Data listing:

######

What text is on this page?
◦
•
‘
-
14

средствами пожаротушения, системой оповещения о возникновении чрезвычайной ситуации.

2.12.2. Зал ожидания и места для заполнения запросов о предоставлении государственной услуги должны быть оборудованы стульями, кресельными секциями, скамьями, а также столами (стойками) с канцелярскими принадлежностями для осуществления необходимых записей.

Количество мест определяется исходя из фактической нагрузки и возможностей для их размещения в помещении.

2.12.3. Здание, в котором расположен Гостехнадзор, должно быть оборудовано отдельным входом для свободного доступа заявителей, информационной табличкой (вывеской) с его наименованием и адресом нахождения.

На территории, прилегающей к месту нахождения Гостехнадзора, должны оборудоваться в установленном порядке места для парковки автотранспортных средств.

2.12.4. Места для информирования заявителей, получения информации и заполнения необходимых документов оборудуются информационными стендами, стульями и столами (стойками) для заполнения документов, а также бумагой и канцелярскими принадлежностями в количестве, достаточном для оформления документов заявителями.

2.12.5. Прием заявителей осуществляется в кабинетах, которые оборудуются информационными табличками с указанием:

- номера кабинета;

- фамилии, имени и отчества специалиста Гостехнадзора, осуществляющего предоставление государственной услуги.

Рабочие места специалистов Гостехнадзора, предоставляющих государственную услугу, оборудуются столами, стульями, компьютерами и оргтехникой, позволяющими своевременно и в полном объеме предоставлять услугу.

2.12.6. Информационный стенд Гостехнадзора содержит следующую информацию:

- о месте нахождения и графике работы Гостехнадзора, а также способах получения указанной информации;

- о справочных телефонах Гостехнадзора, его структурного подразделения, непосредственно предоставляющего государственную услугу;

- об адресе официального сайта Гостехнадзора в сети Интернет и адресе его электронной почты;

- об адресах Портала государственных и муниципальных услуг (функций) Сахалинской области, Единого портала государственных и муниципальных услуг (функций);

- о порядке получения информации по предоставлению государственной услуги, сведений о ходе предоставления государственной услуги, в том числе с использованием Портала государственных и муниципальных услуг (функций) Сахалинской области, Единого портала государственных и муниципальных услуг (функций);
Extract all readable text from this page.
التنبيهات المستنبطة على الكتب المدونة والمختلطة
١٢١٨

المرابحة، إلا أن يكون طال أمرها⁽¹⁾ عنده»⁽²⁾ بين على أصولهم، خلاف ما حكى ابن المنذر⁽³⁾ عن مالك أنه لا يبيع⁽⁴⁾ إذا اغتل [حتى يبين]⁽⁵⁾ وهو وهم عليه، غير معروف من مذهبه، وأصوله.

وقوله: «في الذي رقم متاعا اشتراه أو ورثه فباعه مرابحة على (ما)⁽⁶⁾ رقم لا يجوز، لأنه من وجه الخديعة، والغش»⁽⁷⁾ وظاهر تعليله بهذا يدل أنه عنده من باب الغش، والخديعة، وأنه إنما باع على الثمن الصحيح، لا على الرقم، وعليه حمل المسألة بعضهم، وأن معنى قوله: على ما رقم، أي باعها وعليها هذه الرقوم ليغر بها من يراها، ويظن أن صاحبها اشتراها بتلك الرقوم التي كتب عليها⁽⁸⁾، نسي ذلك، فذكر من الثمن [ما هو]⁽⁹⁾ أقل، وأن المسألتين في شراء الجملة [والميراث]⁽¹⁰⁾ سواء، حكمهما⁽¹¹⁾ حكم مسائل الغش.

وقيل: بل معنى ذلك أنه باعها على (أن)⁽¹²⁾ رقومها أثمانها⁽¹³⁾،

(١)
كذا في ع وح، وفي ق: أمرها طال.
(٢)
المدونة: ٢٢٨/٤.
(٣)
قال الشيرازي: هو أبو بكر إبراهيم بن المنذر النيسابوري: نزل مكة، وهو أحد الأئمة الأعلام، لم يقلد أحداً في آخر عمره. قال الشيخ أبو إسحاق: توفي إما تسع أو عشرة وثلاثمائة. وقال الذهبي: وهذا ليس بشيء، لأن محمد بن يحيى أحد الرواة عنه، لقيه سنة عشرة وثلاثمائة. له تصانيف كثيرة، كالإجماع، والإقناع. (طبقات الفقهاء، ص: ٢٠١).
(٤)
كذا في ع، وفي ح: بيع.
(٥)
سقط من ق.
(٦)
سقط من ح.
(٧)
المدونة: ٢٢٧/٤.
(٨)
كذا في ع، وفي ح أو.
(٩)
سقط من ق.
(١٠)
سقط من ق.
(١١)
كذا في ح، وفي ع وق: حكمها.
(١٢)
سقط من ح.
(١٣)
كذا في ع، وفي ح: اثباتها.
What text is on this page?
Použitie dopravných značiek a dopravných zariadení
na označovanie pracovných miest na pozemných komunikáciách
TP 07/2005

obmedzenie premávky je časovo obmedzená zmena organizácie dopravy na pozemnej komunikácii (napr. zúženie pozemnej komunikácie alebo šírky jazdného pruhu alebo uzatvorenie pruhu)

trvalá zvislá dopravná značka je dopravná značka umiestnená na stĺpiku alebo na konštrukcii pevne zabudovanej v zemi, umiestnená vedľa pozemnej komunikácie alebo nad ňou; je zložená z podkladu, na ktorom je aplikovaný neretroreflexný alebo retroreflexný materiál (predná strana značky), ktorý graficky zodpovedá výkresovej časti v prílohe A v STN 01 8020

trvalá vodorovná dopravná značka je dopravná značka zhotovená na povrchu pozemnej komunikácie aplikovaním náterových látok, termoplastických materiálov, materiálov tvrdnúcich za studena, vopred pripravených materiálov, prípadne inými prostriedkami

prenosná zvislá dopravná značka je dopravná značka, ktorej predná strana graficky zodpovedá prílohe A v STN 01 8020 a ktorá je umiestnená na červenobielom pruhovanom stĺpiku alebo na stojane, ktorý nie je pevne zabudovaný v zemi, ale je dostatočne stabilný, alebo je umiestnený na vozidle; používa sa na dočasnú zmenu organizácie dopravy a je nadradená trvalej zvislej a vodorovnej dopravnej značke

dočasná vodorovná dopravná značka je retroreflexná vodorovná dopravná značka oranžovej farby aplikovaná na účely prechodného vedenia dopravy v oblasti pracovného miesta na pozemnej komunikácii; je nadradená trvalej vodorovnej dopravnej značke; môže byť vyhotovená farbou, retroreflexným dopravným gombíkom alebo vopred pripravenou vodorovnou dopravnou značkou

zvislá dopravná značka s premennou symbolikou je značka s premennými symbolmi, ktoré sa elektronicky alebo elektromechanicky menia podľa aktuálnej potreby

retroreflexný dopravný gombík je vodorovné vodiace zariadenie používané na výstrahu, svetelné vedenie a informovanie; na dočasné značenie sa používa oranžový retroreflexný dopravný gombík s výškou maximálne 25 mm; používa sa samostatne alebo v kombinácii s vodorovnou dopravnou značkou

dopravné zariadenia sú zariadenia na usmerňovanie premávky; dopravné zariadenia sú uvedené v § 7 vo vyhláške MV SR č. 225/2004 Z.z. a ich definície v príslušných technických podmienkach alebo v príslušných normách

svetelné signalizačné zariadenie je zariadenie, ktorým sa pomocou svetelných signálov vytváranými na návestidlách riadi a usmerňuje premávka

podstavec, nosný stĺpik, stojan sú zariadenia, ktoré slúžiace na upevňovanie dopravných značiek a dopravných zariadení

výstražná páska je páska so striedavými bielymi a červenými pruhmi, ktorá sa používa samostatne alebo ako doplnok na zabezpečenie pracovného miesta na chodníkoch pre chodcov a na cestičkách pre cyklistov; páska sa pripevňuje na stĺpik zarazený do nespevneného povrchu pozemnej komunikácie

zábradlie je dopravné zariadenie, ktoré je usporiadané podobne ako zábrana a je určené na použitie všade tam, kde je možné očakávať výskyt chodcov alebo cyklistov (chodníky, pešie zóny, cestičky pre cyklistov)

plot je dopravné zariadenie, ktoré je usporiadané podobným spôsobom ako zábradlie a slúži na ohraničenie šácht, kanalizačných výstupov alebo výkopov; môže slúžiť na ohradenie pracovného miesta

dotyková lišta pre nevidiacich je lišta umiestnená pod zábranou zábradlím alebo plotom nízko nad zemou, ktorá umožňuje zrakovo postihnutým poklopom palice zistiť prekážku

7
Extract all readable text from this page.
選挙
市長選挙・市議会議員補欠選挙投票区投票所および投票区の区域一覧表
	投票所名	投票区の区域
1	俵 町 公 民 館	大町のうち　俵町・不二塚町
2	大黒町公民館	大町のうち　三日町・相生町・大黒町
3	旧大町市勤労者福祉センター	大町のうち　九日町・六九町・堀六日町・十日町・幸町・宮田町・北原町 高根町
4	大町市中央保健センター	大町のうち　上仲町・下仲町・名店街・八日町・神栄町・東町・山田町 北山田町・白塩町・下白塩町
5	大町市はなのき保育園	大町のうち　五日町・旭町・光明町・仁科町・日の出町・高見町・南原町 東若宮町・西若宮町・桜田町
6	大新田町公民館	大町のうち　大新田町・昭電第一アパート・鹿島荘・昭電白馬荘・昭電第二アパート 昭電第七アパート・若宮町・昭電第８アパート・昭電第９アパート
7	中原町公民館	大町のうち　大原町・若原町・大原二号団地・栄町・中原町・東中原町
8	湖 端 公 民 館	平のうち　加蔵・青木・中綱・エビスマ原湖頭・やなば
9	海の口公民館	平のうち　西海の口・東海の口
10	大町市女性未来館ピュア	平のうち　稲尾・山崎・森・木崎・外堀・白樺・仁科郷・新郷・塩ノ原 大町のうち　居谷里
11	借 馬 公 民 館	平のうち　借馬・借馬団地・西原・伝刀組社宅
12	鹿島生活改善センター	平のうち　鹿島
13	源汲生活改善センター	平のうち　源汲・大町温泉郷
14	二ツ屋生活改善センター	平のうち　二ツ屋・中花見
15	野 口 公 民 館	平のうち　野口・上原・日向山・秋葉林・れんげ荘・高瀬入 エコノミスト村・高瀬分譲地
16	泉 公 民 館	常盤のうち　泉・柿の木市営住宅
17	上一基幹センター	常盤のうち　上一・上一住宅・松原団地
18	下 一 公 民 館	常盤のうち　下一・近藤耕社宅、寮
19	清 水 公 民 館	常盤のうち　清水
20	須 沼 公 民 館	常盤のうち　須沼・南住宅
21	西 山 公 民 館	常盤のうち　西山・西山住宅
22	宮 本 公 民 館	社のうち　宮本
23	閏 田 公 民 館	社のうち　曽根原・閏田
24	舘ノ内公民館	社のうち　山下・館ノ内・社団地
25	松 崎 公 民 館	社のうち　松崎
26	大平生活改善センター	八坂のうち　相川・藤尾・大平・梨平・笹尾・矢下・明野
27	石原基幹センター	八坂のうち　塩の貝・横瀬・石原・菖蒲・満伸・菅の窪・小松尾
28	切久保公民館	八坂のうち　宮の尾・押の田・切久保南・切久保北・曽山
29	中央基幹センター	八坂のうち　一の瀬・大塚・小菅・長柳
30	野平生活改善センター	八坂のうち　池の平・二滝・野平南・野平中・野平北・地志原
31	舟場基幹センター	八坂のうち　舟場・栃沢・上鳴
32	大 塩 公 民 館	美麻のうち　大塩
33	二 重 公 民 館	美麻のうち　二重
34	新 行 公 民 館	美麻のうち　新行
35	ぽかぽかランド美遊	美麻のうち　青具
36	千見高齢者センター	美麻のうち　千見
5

######

Scan the material above for the word "značkou". Copy each line where it occurs.

dočasná vodorovná dopravná značka je retroreflexná vodorovná dopravná značka oranžovej farby aplikovaná na účely prechodného vedenia dopravy v oblasti pracovného miesta na pozemnej komunikácii; je nadradená trvalej vodorovnej dopravnej značke; môže byť vyhotovená farbou, retroreflexným dopravným gombíkom alebo vopred pripravenou vodorovnou dopravnou značkou
retroreflexný dopravný gombík je vodorovné vodiace zariadenie používané na výstrahu, svetelné vedenie a informovanie; na dočasné značenie sa používa oranžový retroreflexný dopravný gombík s výškou maximálne 25 mm; používa sa samostatne alebo v kombinácii s vodorovnou dopravnou značkou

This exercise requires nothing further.